- [WHAT YOU NEED TO DO] Set down the material below word for word, excluding the pictures.

##### AVAILABLE RECORDS

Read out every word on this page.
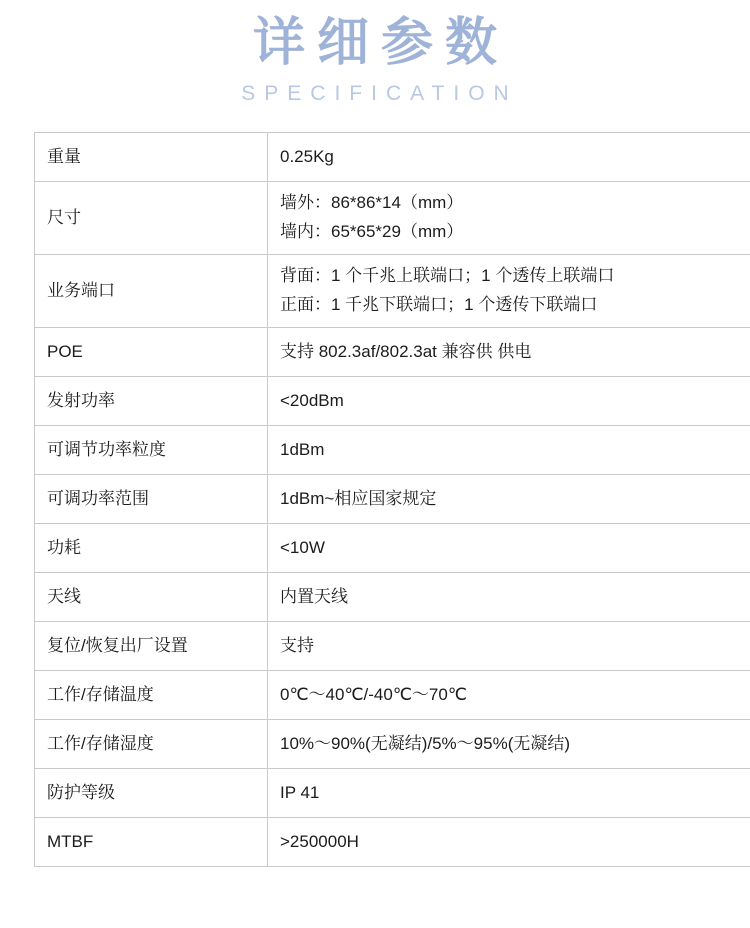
详细参数
SPECIFICATION
重量	0.25Kg

尺寸	墙外：86*86*14（mm）
墙内：65*65*29（mm）

业务端口	背面：1 个千兆上联端口；1 个透传上联端口
正面：1 千兆下联端口；1 个透传下联端口

POE	支持 802.3af/802.3at 兼容供 供电

发射功率	<20dBm

可调节功率粒度	1dBm

可调功率范围	1dBm~相应国家规定

功耗	<10W

天线	内置天线

复位/恢复出厂设置	支持

工作/存储温度	0℃～40℃/-40℃～70℃

工作/存储湿度	10%～90%(无凝结)/5%～95%(无凝结)

防护等级	IP 41

MTBF	>250000H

##########

- [RESPONSE TO THE TASK]
Read out every word on this page.
详细参数
SPECIFICATION
重量	0.25Kg

尺寸	墙外：86*86*14（mm）
墙内：65*65*29（mm）

业务端口	背面：1 个千兆上联端口；1 个透传上联端口
正面：1 千兆下联端口；1 个透传下联端口

POE	支持 802.3af/802.3at 兼容供 供电

发射功率	<20dBm

可调节功率粒度	1dBm

可调功率范围	1dBm~相应国家规定

功耗	<10W

天线	内置天线

复位/恢复出厂设置	支持

工作/存储温度	0℃～40℃/-40℃～70℃

工作/存储湿度	10%～90%(无凝结)/5%～95%(无凝结)

防护等级	IP 41

MTBF	>250000H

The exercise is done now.